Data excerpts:
▼▼▼

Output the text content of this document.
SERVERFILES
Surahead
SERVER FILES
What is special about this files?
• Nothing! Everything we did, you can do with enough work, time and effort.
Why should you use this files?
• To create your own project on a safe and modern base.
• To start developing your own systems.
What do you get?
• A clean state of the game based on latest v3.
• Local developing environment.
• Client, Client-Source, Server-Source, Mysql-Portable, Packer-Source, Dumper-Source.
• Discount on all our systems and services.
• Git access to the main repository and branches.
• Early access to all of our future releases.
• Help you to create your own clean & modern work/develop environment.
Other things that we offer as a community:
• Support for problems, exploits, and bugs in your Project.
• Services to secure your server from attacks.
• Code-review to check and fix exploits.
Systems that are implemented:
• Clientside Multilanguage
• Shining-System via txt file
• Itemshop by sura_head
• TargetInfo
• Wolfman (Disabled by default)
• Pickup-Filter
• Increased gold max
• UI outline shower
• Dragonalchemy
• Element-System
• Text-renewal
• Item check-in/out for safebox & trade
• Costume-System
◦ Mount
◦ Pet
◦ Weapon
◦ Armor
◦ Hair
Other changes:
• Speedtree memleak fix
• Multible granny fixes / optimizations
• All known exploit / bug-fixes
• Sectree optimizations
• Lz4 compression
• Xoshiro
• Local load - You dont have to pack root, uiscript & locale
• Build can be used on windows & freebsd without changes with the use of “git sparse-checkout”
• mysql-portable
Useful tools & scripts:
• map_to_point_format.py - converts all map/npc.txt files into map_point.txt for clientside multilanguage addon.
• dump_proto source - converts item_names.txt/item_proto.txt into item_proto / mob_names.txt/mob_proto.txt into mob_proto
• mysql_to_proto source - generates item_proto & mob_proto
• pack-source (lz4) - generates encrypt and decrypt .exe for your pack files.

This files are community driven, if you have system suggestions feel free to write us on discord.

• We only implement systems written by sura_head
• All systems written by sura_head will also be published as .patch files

▲▲▲

▶ Problem
Among the records above, find each line holding the string "written" and pull it out.

▶ Expected answer
• We only implement systems written by sura_head
• All systems written by sura_head will also be published as .patch files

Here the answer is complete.